**Instructions to follow:** When you reach a picture, pass over it; otherwise repeat the listing word for word.

**Material provided:**
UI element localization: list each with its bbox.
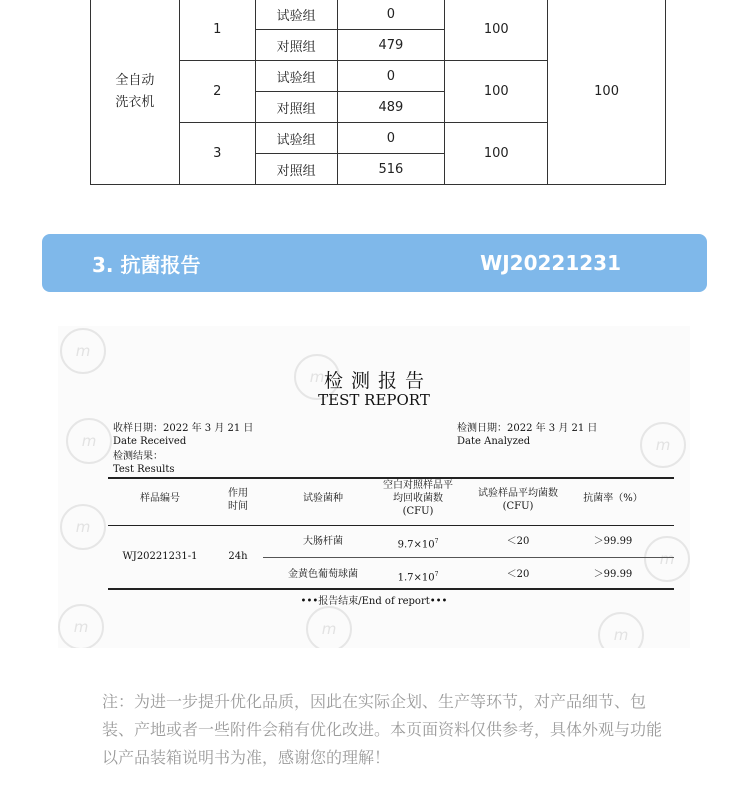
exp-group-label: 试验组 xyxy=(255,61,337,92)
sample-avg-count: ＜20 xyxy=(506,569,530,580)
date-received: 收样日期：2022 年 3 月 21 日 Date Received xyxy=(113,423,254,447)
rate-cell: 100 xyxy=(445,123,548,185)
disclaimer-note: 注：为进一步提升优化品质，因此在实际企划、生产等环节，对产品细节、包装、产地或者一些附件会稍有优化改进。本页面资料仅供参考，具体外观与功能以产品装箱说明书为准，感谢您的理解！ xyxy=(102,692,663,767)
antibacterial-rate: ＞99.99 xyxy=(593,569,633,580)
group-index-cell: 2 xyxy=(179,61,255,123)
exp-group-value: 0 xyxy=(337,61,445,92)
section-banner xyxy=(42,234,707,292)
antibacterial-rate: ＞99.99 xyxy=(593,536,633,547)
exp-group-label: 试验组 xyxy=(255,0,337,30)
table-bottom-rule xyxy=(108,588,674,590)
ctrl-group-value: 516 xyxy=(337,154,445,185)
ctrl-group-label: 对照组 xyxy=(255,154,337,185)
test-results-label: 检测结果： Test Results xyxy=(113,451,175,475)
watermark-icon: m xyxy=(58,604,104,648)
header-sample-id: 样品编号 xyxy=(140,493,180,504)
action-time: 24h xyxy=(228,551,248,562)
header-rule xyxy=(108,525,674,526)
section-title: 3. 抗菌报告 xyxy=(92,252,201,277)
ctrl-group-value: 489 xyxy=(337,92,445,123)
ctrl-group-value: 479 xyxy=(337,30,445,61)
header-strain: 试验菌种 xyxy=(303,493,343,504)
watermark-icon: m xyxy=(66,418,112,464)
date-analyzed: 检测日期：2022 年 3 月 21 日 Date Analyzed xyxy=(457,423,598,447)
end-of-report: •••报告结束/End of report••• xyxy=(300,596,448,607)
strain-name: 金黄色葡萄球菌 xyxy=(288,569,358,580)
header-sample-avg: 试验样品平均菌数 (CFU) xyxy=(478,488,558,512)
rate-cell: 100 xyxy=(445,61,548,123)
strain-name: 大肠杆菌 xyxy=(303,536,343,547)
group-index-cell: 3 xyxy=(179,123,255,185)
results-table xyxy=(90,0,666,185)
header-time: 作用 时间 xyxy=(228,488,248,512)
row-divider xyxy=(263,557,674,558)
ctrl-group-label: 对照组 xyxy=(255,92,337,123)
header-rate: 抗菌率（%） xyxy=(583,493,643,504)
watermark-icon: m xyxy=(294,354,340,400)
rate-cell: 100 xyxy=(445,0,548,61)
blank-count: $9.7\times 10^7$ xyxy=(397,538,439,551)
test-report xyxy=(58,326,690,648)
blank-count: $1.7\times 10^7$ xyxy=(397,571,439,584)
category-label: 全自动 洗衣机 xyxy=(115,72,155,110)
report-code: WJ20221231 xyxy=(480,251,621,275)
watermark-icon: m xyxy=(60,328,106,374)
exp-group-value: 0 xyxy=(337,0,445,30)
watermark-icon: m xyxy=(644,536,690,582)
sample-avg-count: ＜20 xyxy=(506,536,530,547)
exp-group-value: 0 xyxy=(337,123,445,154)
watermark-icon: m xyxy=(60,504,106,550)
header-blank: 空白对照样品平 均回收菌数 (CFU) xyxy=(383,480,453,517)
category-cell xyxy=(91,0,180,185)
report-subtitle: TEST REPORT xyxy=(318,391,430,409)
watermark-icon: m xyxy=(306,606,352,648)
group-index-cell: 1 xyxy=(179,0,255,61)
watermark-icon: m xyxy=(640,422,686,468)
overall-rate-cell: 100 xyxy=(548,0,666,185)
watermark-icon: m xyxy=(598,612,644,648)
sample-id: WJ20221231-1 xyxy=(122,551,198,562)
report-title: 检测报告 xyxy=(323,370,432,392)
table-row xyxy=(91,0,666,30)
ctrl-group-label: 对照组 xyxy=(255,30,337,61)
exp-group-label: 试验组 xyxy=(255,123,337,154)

**Written solution:**
UI element localization: list each with its bbox.
exp-group-label: 试验组 xyxy=(255,61,337,92)
sample-avg-count: ＜20 xyxy=(506,569,530,580)
date-received: 收样日期：2022 年 3 月 21 日 Date Received xyxy=(113,423,254,447)
rate-cell: 100 xyxy=(445,123,548,185)
disclaimer-note: 注：为进一步提升优化品质，因此在实际企划、生产等环节，对产品细节、包装、产地或者一些附件会稍有优化改进。本页面资料仅供参考，具体外观与功能以产品装箱说明书为准，感谢您的理解！ xyxy=(102,692,663,767)
antibacterial-rate: ＞99.99 xyxy=(593,569,633,580)
group-index-cell: 2 xyxy=(179,61,255,123)
exp-group-value: 0 xyxy=(337,61,445,92)
section-banner xyxy=(42,234,707,292)
antibacterial-rate: ＞99.99 xyxy=(593,536,633,547)
exp-group-label: 试验组 xyxy=(255,0,337,30)
table-bottom-rule xyxy=(108,588,674,590)
ctrl-group-value: 516 xyxy=(337,154,445,185)
ctrl-group-label: 对照组 xyxy=(255,154,337,185)
test-results-label: 检测结果： Test Results xyxy=(113,451,175,475)
watermark-icon: m xyxy=(58,604,104,648)
header-sample-id: 样品编号 xyxy=(140,493,180,504)
action-time: 24h xyxy=(228,551,248,562)
header-rule xyxy=(108,525,674,526)
section-title: 3. 抗菌报告 xyxy=(92,252,201,277)
ctrl-group-value: 489 xyxy=(337,92,445,123)
ctrl-group-value: 479 xyxy=(337,30,445,61)
header-strain: 试验菌种 xyxy=(303,493,343,504)
watermark-icon: m xyxy=(66,418,112,464)
date-analyzed: 检测日期：2022 年 3 月 21 日 Date Analyzed xyxy=(457,423,598,447)
end-of-report: •••报告结束/End of report••• xyxy=(300,596,448,607)
strain-name: 金黄色葡萄球菌 xyxy=(288,569,358,580)
header-sample-avg: 试验样品平均菌数 (CFU) xyxy=(478,488,558,512)
rate-cell: 100 xyxy=(445,61,548,123)
strain-name: 大肠杆菌 xyxy=(303,536,343,547)
group-index-cell: 3 xyxy=(179,123,255,185)
results-table xyxy=(90,0,666,185)
header-time: 作用 时间 xyxy=(228,488,248,512)
row-divider xyxy=(263,557,674,558)
ctrl-group-label: 对照组 xyxy=(255,92,337,123)
header-rate: 抗菌率（%） xyxy=(583,493,643,504)
watermark-icon: m xyxy=(294,354,340,400)
rate-cell: 100 xyxy=(445,0,548,61)
blank-count: $9.7\times 10^7$ xyxy=(397,538,439,551)
test-report xyxy=(58,326,690,648)
blank-count: $1.7\times 10^7$ xyxy=(397,571,439,584)
category-label: 全自动 洗衣机 xyxy=(115,72,155,110)
report-code: WJ20221231 xyxy=(480,251,621,275)
watermark-icon: m xyxy=(60,328,106,374)
exp-group-value: 0 xyxy=(337,0,445,30)
watermark-icon: m xyxy=(644,536,690,582)
sample-avg-count: ＜20 xyxy=(506,536,530,547)
exp-group-value: 0 xyxy=(337,123,445,154)
watermark-icon: m xyxy=(60,504,106,550)
header-blank: 空白对照样品平 均回收菌数 (CFU) xyxy=(383,480,453,517)
category-cell xyxy=(91,0,180,185)
report-subtitle: TEST REPORT xyxy=(318,391,430,409)
watermark-icon: m xyxy=(306,606,352,648)
group-index-cell: 1 xyxy=(179,0,255,61)
watermark-icon: m xyxy=(640,422,686,468)
overall-rate-cell: 100 xyxy=(548,0,666,185)
watermark-icon: m xyxy=(598,612,644,648)
sample-id: WJ20221231-1 xyxy=(122,551,198,562)
report-title: 检测报告 xyxy=(323,370,432,392)
table-row xyxy=(91,0,666,30)
ctrl-group-label: 对照组 xyxy=(255,30,337,61)
exp-group-label: 试验组 xyxy=(255,123,337,154)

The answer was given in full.